# WHAT YOU NEED TO DO
Below are records. Copy every line with "南沙温室" in it.

# INFORMATION SUPPLIED
──────────────────────────────
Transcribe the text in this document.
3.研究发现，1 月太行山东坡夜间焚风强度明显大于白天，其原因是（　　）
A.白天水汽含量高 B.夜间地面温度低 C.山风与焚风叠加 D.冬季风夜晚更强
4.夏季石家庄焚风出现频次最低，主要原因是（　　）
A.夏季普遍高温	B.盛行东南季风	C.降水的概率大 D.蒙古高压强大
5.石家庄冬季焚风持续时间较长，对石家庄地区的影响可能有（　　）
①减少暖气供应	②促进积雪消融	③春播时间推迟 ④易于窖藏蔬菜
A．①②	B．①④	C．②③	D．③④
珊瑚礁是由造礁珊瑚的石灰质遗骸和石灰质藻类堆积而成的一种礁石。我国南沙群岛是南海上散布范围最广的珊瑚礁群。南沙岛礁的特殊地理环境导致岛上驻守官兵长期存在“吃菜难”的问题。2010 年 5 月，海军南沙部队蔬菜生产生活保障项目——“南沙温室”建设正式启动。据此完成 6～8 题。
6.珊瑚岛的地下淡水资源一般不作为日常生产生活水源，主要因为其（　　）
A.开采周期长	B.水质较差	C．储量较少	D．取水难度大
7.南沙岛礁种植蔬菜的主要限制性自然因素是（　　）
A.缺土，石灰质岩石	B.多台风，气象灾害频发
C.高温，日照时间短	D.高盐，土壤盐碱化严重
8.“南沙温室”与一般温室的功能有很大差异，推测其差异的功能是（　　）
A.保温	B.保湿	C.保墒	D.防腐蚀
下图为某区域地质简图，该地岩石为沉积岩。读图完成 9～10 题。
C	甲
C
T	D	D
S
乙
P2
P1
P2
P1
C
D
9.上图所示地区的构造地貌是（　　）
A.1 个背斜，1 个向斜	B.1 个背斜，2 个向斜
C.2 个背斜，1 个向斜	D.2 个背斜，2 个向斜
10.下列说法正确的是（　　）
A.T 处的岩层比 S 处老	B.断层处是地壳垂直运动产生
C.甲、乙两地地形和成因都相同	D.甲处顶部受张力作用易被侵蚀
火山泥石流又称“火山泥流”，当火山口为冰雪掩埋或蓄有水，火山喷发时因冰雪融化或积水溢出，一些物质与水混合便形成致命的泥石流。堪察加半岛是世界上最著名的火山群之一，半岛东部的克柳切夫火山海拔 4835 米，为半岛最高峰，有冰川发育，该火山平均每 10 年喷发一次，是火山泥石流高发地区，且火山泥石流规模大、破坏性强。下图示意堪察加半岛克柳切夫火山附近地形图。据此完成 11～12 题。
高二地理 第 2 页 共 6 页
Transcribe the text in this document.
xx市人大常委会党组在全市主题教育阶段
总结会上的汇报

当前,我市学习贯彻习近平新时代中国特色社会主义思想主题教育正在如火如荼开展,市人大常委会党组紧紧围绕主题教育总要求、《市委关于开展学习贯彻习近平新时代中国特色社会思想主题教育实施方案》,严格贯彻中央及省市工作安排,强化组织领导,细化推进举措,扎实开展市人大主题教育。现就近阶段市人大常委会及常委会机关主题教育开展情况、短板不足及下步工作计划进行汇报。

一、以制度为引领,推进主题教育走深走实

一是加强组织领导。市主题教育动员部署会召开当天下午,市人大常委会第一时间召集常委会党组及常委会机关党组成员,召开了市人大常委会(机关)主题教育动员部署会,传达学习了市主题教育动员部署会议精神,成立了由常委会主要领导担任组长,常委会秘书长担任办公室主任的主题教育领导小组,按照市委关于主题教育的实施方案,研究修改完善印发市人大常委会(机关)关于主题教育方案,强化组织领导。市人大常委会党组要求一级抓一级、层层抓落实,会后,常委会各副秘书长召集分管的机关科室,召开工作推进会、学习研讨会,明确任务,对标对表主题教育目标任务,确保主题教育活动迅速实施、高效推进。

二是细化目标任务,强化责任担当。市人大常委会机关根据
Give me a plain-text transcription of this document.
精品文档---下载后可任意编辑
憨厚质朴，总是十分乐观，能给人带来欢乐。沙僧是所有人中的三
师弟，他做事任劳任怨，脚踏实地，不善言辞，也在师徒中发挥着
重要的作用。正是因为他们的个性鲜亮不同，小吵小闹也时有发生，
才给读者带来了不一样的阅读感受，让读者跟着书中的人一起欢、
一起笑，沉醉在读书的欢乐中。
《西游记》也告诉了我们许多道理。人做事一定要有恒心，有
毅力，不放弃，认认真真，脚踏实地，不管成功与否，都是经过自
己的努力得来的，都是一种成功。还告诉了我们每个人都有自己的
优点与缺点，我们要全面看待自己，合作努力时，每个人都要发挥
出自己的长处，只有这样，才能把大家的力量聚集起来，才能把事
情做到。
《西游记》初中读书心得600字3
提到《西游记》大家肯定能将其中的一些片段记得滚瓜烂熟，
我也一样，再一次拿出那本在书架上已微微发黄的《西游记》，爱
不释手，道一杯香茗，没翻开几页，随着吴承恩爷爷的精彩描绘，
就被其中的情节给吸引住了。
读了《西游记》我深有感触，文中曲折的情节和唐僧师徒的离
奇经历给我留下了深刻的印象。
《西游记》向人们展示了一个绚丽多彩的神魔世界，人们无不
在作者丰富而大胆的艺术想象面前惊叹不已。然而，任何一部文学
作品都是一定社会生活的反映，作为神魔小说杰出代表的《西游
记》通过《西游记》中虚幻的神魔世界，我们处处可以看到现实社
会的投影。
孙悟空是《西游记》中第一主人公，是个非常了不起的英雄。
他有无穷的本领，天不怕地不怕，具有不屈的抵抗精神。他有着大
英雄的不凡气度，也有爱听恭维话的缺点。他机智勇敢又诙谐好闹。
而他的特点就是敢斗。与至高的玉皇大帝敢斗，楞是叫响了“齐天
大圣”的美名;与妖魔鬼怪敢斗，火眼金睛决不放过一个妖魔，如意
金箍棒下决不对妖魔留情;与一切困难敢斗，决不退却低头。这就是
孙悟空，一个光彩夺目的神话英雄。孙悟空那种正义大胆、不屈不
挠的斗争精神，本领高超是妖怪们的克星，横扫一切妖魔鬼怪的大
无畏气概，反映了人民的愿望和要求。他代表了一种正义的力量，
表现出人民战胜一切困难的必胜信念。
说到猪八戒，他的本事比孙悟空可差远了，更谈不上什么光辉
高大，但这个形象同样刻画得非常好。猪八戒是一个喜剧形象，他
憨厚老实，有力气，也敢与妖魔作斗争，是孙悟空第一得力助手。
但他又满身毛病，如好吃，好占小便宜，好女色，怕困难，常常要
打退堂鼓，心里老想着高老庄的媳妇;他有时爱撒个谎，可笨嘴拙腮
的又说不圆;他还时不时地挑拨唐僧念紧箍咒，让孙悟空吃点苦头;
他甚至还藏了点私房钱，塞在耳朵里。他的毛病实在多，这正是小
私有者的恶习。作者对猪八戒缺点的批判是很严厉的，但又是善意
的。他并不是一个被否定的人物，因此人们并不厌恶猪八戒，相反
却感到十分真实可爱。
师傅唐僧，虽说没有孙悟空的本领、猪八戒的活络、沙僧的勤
──────────────────────────────
# FINAL ANSWER
珊瑚礁是由造礁珊瑚的石灰质遗骸和石灰质藻类堆积而成的一种礁石。我国南沙群岛是南海上散布范围最广的珊瑚礁群。南沙岛礁的特殊地理环境导致岛上驻守官兵长期存在“吃菜难”的问题。2010 年 5 月，海军南沙部队蔬菜生产生活保障项目——“南沙温室”建设正式启动。据此完成 6～8 题。
8.“南沙温室”与一般温室的功能有很大差异，推测其差异的功能是（　　）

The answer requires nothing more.